### Records to process
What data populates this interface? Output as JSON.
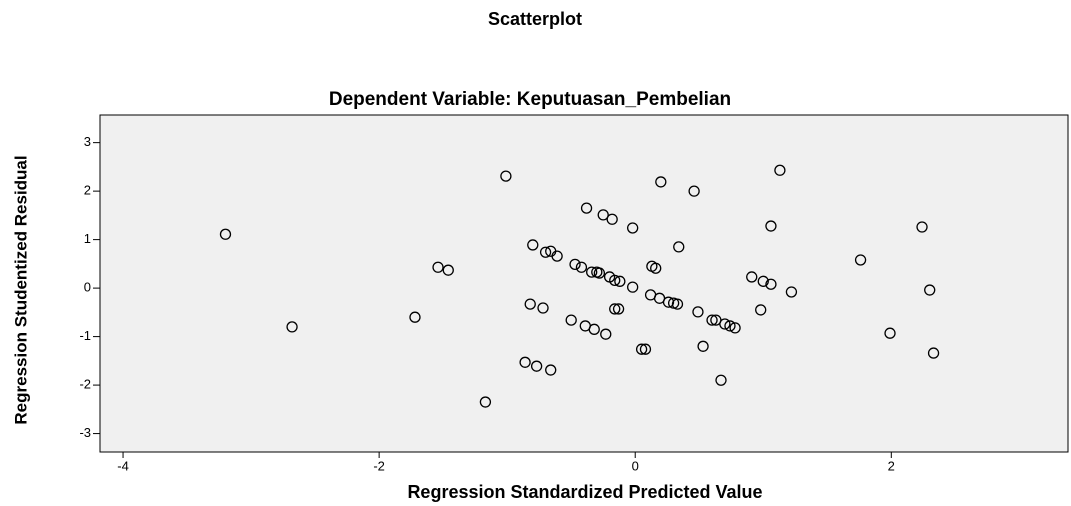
{
  "chart_data": {
    "type": "scatter",
    "title": "Scatterplot",
    "subtitle": "Dependent Variable: Keputuasan_Pembelian",
    "x_label": "Regression Standardized Predicted Value",
    "y_label": "Regression Studentized Residual",
    "xlim": [
      -4.18,
      3.38
    ],
    "ylim": [
      -3.38,
      3.57
    ],
    "xticks": [
      -4,
      -2,
      0,
      2
    ],
    "yticks": [
      -3,
      -2,
      -1,
      0,
      1,
      2,
      3
    ],
    "color": "#000000",
    "x": [
      -3.2,
      -2.68,
      -1.72,
      -1.54,
      -1.46,
      -1.17,
      -1.01,
      -0.86,
      -0.8,
      -0.82,
      -0.77,
      -0.72,
      -0.7,
      -0.66,
      -0.66,
      -0.61,
      -0.5,
      -0.47,
      -0.42,
      -0.38,
      -0.39,
      -0.34,
      -0.32,
      -0.3,
      -0.28,
      -0.25,
      -0.23,
      -0.2,
      -0.18,
      -0.16,
      -0.16,
      -0.12,
      -0.13,
      -0.02,
      -0.02,
      0.05,
      0.08,
      0.12,
      0.13,
      0.16,
      0.19,
      0.2,
      0.26,
      0.3,
      0.33,
      0.34,
      0.46,
      0.49,
      0.53,
      0.6,
      0.63,
      0.67,
      0.7,
      0.74,
      0.78,
      0.91,
      0.98,
      1.0,
      1.06,
      1.06,
      1.13,
      1.22,
      1.76,
      1.99,
      2.24,
      2.3,
      2.33
    ],
    "y": [
      1.11,
      -0.8,
      -0.6,
      0.43,
      0.37,
      -2.35,
      2.31,
      -1.53,
      0.89,
      -0.33,
      -1.61,
      -0.41,
      0.74,
      -1.69,
      0.76,
      0.66,
      -0.66,
      0.49,
      0.43,
      1.65,
      -0.78,
      0.33,
      -0.85,
      0.33,
      0.31,
      1.51,
      -0.95,
      0.23,
      1.42,
      0.16,
      -0.43,
      0.14,
      -0.43,
      1.24,
      0.02,
      -1.26,
      -1.26,
      -0.14,
      0.45,
      0.41,
      -0.21,
      2.19,
      -0.29,
      -0.31,
      -0.33,
      0.85,
      2.0,
      -0.49,
      -1.2,
      -0.66,
      -0.66,
      -1.9,
      -0.74,
      -0.78,
      -0.82,
      0.23,
      -0.45,
      0.14,
      0.08,
      1.28,
      2.43,
      -0.08,
      0.58,
      -0.93,
      1.26,
      -0.04,
      -1.34
    ]
  }
}
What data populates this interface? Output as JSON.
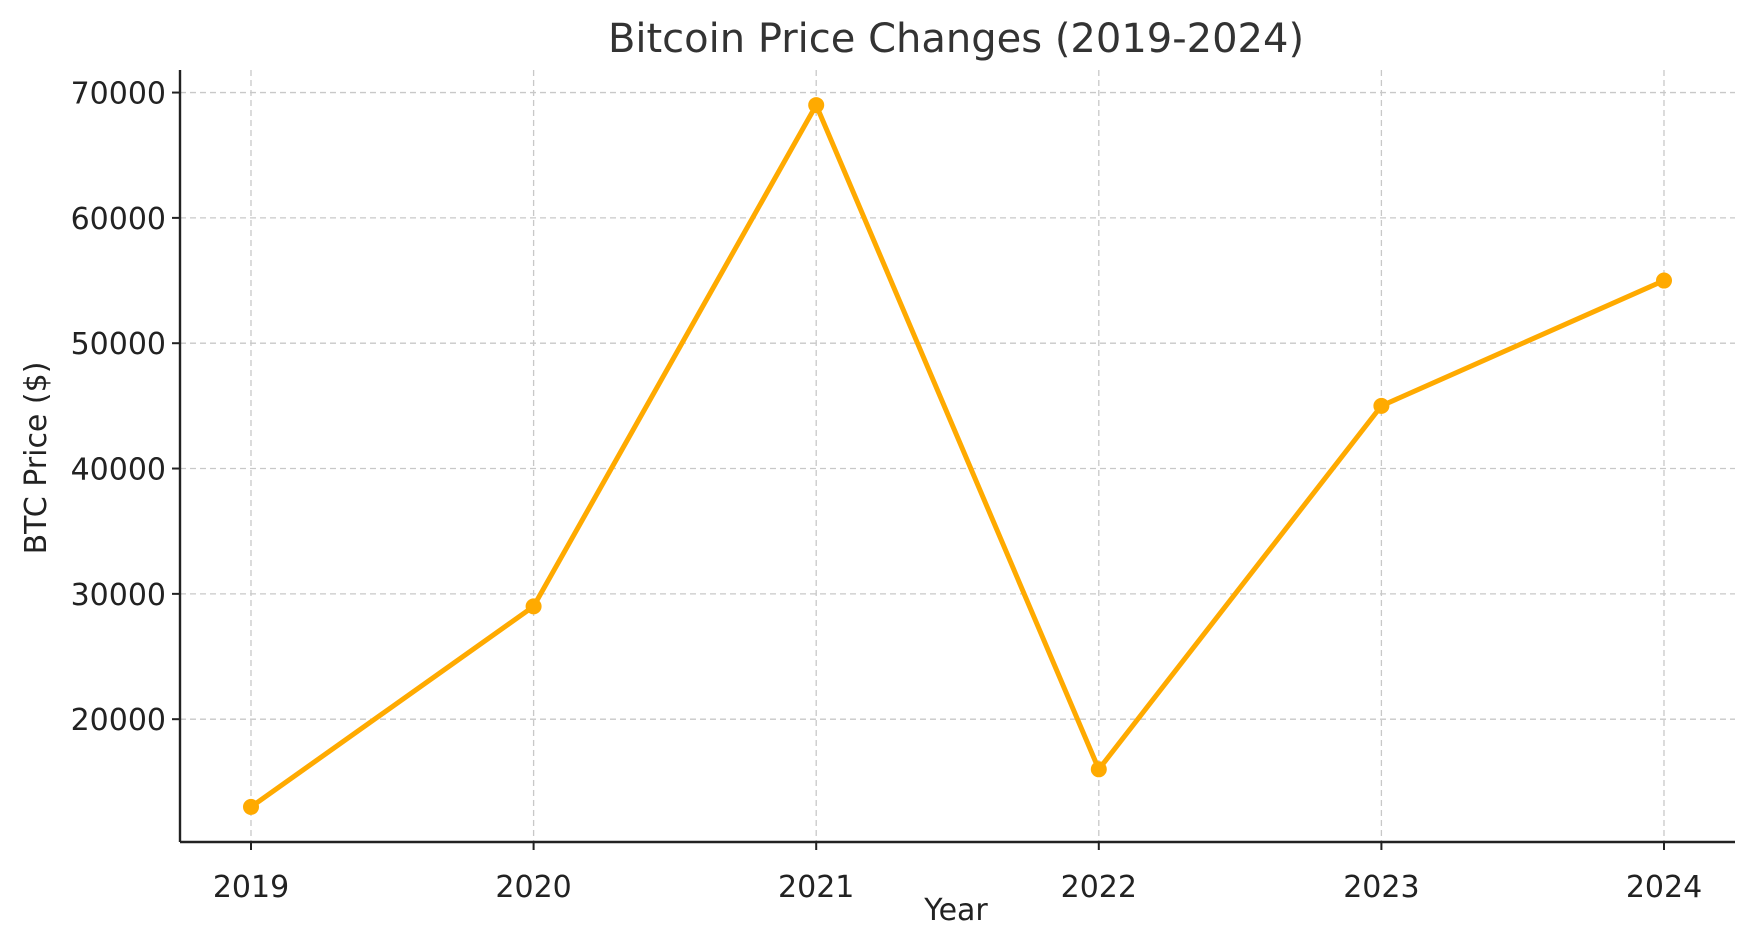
{
  "chart_data": {
    "type": "line",
    "title": "Bitcoin Price Changes (2019-2024)",
    "xlabel": "Year",
    "ylabel": "BTC Price ($)",
    "categories": [
      "2019",
      "2020",
      "2021",
      "2022",
      "2023",
      "2024"
    ],
    "series": [
      {
        "values": [
          13000,
          29000,
          69000,
          16000,
          45000,
          55000
        ]
      }
    ],
    "yticks": [
      20000,
      30000,
      40000,
      50000,
      60000,
      70000
    ],
    "ylim": [
      10200,
      71800
    ],
    "grid": true,
    "line_color": "#FFAA00",
    "legend": "none"
  }
}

### Directions
In your copy of the records, include no pictures; repeat everything else exactly.

### Solution
What data populates this interface? Output as JSON.
{
  "chart_data": {
    "type": "scatter",
    "title": "Scatterplot",
    "subtitle": "Dependent Variable: Keputuasan_Pembelian",
    "x_label": "Regression Standardized Predicted Value",
    "y_label": "Regression Studentized Residual",
    "xlim": [
      -4.18,
      3.38
    ],
    "ylim": [
      -3.38,
      3.57
    ],
    "xticks": [
      -4,
      -2,
      0,
      2
    ],
    "yticks": [
      -3,
      -2,
      -1,
      0,
      1,
      2,
      3
    ],
    "color": "#000000",
    "x": [
      -3.2,
      -2.68,
      -1.72,
      -1.54,
      -1.46,
      -1.17,
      -1.01,
      -0.86,
      -0.8,
      -0.82,
      -0.77,
      -0.72,
      -0.7,
      -0.66,
      -0.66,
      -0.61,
      -0.5,
      -0.47,
      -0.42,
      -0.38,
      -0.39,
      -0.34,
      -0.32,
      -0.3,
      -0.28,
      -0.25,
      -0.23,
      -0.2,
      -0.18,
      -0.16,
      -0.16,
      -0.12,
      -0.13,
      -0.02,
      -0.02,
      0.05,
      0.08,
      0.12,
      0.13,
      0.16,
      0.19,
      0.2,
      0.26,
      0.3,
      0.33,
      0.34,
      0.46,
      0.49,
      0.53,
      0.6,
      0.63,
      0.67,
      0.7,
      0.74,
      0.78,
      0.91,
      0.98,
      1.0,
      1.06,
      1.06,
      1.13,
      1.22,
      1.76,
      1.99,
      2.24,
      2.3,
      2.33
    ],
    "y": [
      1.11,
      -0.8,
      -0.6,
      0.43,
      0.37,
      -2.35,
      2.31,
      -1.53,
      0.89,
      -0.33,
      -1.61,
      -0.41,
      0.74,
      -1.69,
      0.76,
      0.66,
      -0.66,
      0.49,
      0.43,
      1.65,
      -0.78,
      0.33,
      -0.85,
      0.33,
      0.31,
      1.51,
      -0.95,
      0.23,
      1.42,
      0.16,
      -0.43,
      0.14,
      -0.43,
      1.24,
      0.02,
      -1.26,
      -1.26,
      -0.14,
      0.45,
      0.41,
      -0.21,
      2.19,
      -0.29,
      -0.31,
      -0.33,
      0.85,
      2.0,
      -0.49,
      -1.2,
      -0.66,
      -0.66,
      -1.9,
      -0.74,
      -0.78,
      -0.82,
      0.23,
      -0.45,
      0.14,
      0.08,
      1.28,
      2.43,
      -0.08,
      0.58,
      -0.93,
      1.26,
      -0.04,
      -1.34
    ]
  }
}
What data populates this interface? Output as JSON.
{
  "chart_data": {
    "type": "line",
    "title": "Bitcoin Price Changes (2019-2024)",
    "xlabel": "Year",
    "ylabel": "BTC Price ($)",
    "categories": [
      "2019",
      "2020",
      "2021",
      "2022",
      "2023",
      "2024"
    ],
    "series": [
      {
        "values": [
          13000,
          29000,
          69000,
          16000,
          45000,
          55000
        ]
      }
    ],
    "yticks": [
      20000,
      30000,
      40000,
      50000,
      60000,
      70000
    ],
    "ylim": [
      10200,
      71800
    ],
    "grid": true,
    "line_color": "#FFAA00",
    "legend": "none"
  }
}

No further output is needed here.